SUPPLIED PASSAGE:
━━━━━━━━━━━━━━━━

Hullman and Gelman point to this process when they discuss the role of domain expertise in identifying and reducing model misfit. There’s a natural need for confirmatory data analysis, but this often requires acquiring more data. Finding a way to allow users to quickly add in a set of standard statistics from an existing encyclopedic database could enable a fluid interplay between EDA and CDA. This would also be an opportunity for tools to help with the statistical pitfalls of multiple comparisons and data mining.

One might even imagine using machine learning techniques to give systems some kind of ‘common sense’ about data. Of course, ‘common sense’ is a broadly ambiguous term, but even partial steps in that direction could be beneficial. For instance, if every human economist knows that 2020 is an anomalous year, why shouldn’t machines know this too? One obvious challenge here is that in some domains, like astronomy, there’s likely nothing special about 2020—so any sort of common-sense statistical database will need to be scoped appropriately to a specific domain, or have some kind of semantic knowledge. However, it seems natural that a useful model of Bayesian graphical inference would take into account the fact that readers of visualizations bring a world of outside knowledge to bear on their analysis.

Hullman and Gelman focus on visual interfaces for exploratory and confirmatory data analysis but briefly touch on the use of visualizations for communication. They argue that stories and visual storytelling can themselves be viewed as model checks, with the 'twist' in a good story corresponding to a confounding of expectations.

━━━━━━━━━━━━━━━━

PROBLEM DETAILS: In the passage on exploratory and confirmatory data analysis, what do Hullman and Gelman say the "twist" in a good story corresponds to?

EXTRACTED DATA:
━━━━━━━━━━━━━━━━

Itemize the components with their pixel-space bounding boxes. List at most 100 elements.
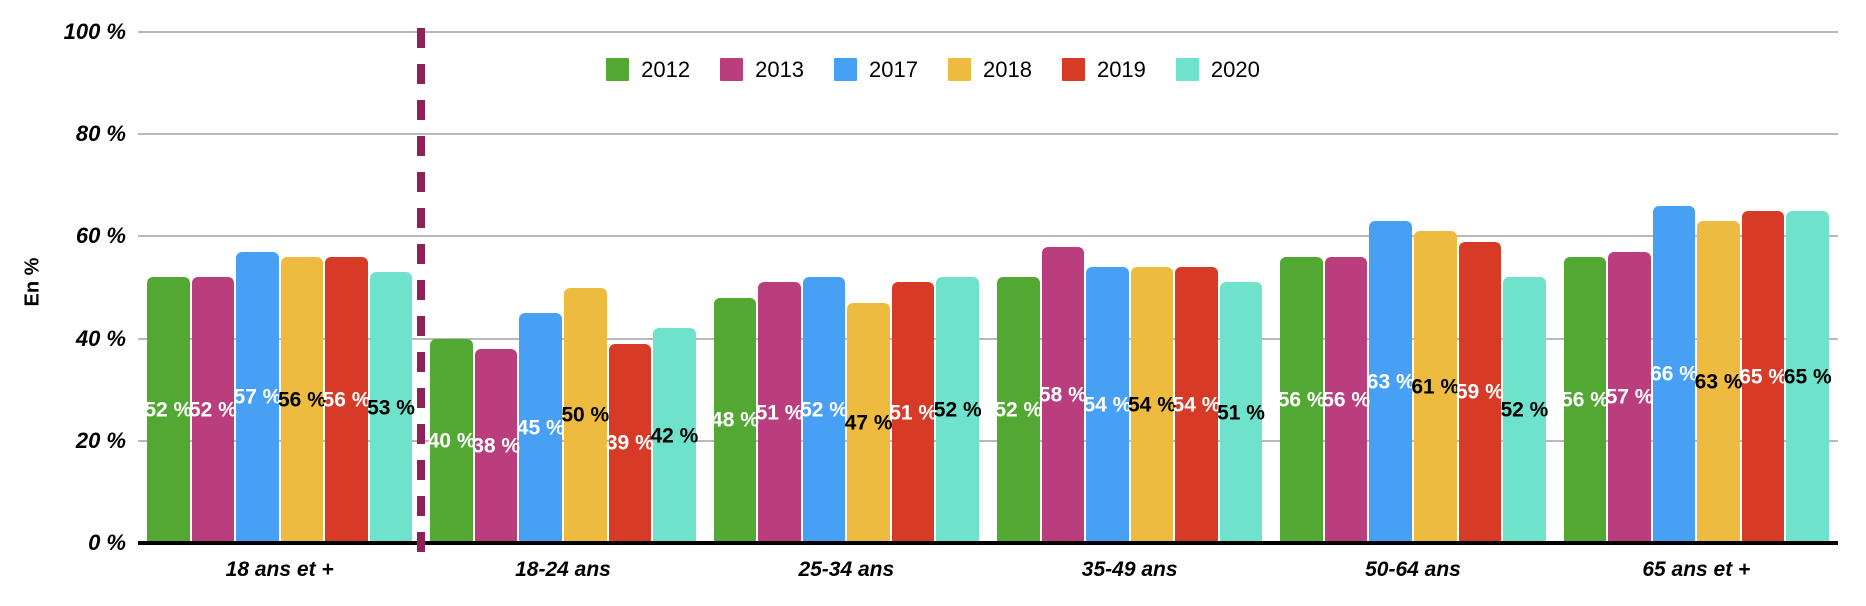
legend-item-2013: 2013 (720, 58, 804, 81)
bar-2013-25-34-ans (758, 282, 801, 543)
legend-swatch-2018 (948, 58, 971, 81)
bar-2017-25-34-ans (802, 277, 846, 543)
bar-value-label: 38 % (472, 434, 521, 458)
bar-2018-65-ans-et-+ (1697, 221, 1740, 543)
bar-value-label: 57 % (233, 385, 282, 409)
bar-value-label: 50 % (561, 403, 610, 427)
y-tick-label-0: 0 % (88, 530, 126, 555)
bar-value-label: 57 % (1605, 385, 1654, 409)
bar-value-label: 45 % (516, 416, 565, 440)
bar-2017-50-64-ans (1369, 221, 1412, 543)
bar-2020-18-24-ans (653, 328, 696, 543)
bar-value-label: 56 % (278, 388, 326, 412)
legend-item-2017: 2017 (834, 58, 918, 81)
bar-value-label: 53 % (367, 396, 415, 420)
bar-value-label: 51 % (1217, 401, 1265, 425)
bar-2018-50-64-ans (1414, 231, 1457, 543)
y-tick-label-60: 60 % (75, 223, 126, 249)
y-tick-label-100: 100 % (63, 19, 126, 44)
bar-value-label: 54 % (1128, 393, 1176, 417)
bar-2020-18-ans-et-+ (369, 272, 413, 543)
bar-value-label: 65 % (1739, 365, 1788, 389)
bar-value-label: 65 % (1783, 365, 1832, 389)
bar-value-label: 66 % (1650, 362, 1698, 386)
bar-value-label: 56 % (1277, 388, 1326, 412)
legend-swatch-2017 (834, 58, 858, 81)
bar-2019-65-ans-et-+ (1741, 210, 1785, 543)
x-axis-label-18-ans-et-+: 18 ans et + (225, 558, 334, 581)
legend-label: 2020 (1210, 56, 1260, 82)
gridline-60 (138, 235, 1838, 238)
bar-value-label: 42 % (650, 424, 699, 448)
bar-value-label: 40 % (427, 429, 476, 453)
bar-value-label: 48 % (711, 408, 759, 432)
x-axis-label-18-24-ans: 18-24 ans (515, 558, 611, 581)
y-tick-label-80: 80 % (75, 121, 126, 147)
legend-label: 2019 (1096, 56, 1146, 82)
bar-2012-18-24-ans (430, 338, 473, 543)
bar-2017-18-24-ans (519, 313, 562, 543)
bar-value-label: 54 % (1172, 393, 1221, 417)
gridline-20 (138, 439, 1838, 442)
y-tick-label-40: 40 % (75, 325, 126, 351)
bar-value-label: 63 % (1694, 370, 1743, 394)
bar-value-label: 59 % (1455, 380, 1504, 404)
bar-value-label: 58 % (1038, 383, 1087, 407)
legend: 2012 2013 2017 2018 2019 2020 (0, 58, 1866, 81)
bar-value-label: 52 % (800, 398, 848, 422)
bar-value-label: 56 % (1322, 388, 1371, 412)
bar-2012-35-49-ans (997, 277, 1040, 543)
bar-2017-65-ans-et-+ (1652, 205, 1696, 543)
bar-2013-65-ans-et-+ (1608, 251, 1651, 543)
legend-item-2012: 2012 (606, 58, 690, 81)
bar-value-label: 52 % (188, 398, 237, 422)
legend-label: 2013 (755, 56, 805, 82)
bar-2020-65-ans-et-+ (1786, 210, 1829, 543)
bar-value-label: 54 % (1083, 393, 1132, 417)
bar-2017-18-ans-et-+ (236, 251, 279, 543)
bar-2012-18-ans-et-+ (147, 277, 190, 543)
bar-2013-18-ans-et-+ (191, 277, 235, 543)
bar-2020-50-64-ans (1503, 277, 1546, 543)
bar-2013-35-49-ans (1041, 246, 1085, 543)
bar-2020-25-34-ans (936, 277, 979, 543)
gridline-80 (138, 133, 1838, 136)
bar-value-label: 56 % (1561, 388, 1609, 412)
x-axis-label-25-34-ans: 25-34 ans (798, 558, 895, 581)
bar-2012-25-34-ans (713, 297, 757, 543)
legend-item-2018: 2018 (948, 58, 1032, 81)
bar-value-label: 52 % (144, 398, 193, 422)
bar-2018-18-ans-et-+ (280, 256, 324, 543)
bar-2017-35-49-ans (1086, 267, 1129, 543)
bar-2019-18-24-ans (608, 343, 652, 543)
y-axis-title: En % (21, 257, 44, 307)
legend-label: 2017 (869, 56, 918, 82)
legend-swatch-2012 (606, 58, 630, 81)
bar-value-label: 56 % (322, 388, 371, 412)
bar-2019-50-64-ans (1458, 241, 1502, 543)
x-axis-label-35-49-ans: 35-49 ans (1081, 558, 1178, 581)
bar-value-label: 61 % (1411, 375, 1460, 399)
gridline-40 (138, 337, 1838, 340)
legend-swatch-2013 (720, 58, 744, 81)
legend-label: 2018 (983, 56, 1032, 82)
bar-value-label: 47 % (844, 411, 893, 435)
y-tick-label-20: 20 % (75, 427, 126, 453)
bar-value-label: 39 % (605, 431, 654, 455)
x-axis-line (138, 541, 1838, 545)
bar-2019-25-34-ans (891, 282, 935, 543)
bar-value-label: 63 % (1366, 370, 1415, 394)
legend-label: 2012 (641, 56, 691, 82)
bar-value-label: 51 % (755, 401, 804, 425)
legend-item-2019: 2019 (1061, 56, 1146, 82)
bar-value-label: 52 % (933, 398, 982, 422)
bar-value-label: 52 % (994, 398, 1043, 422)
bar-2020-35-49-ans (1219, 282, 1263, 543)
bar-2019-35-49-ans (1175, 267, 1218, 543)
bar-2018-25-34-ans (847, 302, 890, 543)
bar-value-label: 52 % (1500, 398, 1549, 422)
category-break-dashed-line (417, 28, 426, 560)
gridline-100 (138, 31, 1838, 33)
bar-2013-18-24-ans (474, 348, 518, 543)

━━━━━━━━━━━━━━━━

ANSWER IN FULL: A confounding of expectations.